Stated task
Please say how many lines of the listing hold "Reconstructed", with no other words in the answer.

Data section
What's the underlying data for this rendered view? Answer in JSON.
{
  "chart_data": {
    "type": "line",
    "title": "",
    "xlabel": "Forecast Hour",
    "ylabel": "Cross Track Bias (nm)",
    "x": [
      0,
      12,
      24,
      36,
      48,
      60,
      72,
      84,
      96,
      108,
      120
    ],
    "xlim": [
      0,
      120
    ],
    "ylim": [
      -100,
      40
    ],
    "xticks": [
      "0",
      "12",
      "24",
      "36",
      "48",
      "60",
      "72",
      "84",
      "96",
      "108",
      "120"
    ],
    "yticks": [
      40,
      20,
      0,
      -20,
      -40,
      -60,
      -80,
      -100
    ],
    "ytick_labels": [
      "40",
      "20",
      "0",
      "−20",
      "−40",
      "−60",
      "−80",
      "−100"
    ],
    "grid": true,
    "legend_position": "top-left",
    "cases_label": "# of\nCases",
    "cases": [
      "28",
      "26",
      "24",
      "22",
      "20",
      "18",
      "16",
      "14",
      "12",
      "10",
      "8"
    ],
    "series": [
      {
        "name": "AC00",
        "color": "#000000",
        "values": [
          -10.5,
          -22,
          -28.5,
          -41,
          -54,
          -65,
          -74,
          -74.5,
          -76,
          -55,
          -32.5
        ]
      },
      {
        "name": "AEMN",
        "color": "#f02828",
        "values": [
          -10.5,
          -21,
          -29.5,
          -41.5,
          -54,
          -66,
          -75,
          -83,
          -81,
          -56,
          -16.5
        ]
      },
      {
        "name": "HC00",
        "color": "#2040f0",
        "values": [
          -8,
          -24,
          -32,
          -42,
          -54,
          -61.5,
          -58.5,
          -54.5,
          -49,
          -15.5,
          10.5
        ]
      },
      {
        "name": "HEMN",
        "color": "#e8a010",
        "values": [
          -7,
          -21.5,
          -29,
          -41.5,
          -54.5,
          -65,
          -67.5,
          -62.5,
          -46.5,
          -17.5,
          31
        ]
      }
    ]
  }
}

---

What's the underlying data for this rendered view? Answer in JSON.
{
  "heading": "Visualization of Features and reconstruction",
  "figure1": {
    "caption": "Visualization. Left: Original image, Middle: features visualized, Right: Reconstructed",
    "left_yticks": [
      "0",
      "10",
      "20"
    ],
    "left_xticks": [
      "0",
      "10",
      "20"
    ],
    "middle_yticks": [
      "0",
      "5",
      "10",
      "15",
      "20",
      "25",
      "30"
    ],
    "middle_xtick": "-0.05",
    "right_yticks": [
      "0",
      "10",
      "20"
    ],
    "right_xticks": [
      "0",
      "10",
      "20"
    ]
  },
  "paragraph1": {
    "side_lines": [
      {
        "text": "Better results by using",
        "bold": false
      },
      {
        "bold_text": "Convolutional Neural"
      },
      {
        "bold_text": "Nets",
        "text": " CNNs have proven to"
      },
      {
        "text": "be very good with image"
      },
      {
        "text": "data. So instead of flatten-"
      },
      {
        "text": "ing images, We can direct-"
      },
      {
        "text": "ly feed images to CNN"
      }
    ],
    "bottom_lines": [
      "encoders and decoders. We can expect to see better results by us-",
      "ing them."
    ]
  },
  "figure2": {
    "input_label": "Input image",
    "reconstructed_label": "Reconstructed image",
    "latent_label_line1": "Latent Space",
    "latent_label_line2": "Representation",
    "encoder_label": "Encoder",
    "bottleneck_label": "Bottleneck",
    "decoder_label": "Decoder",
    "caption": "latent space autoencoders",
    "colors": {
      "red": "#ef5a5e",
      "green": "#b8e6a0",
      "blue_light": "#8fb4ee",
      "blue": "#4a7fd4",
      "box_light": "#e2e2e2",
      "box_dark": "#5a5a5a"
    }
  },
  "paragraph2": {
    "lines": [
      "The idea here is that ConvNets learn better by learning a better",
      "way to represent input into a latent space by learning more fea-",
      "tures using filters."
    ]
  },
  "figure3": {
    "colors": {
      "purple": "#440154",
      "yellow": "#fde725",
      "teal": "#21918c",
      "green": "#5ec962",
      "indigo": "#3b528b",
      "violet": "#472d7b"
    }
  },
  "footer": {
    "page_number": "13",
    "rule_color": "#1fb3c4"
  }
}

Solution for this exercise
2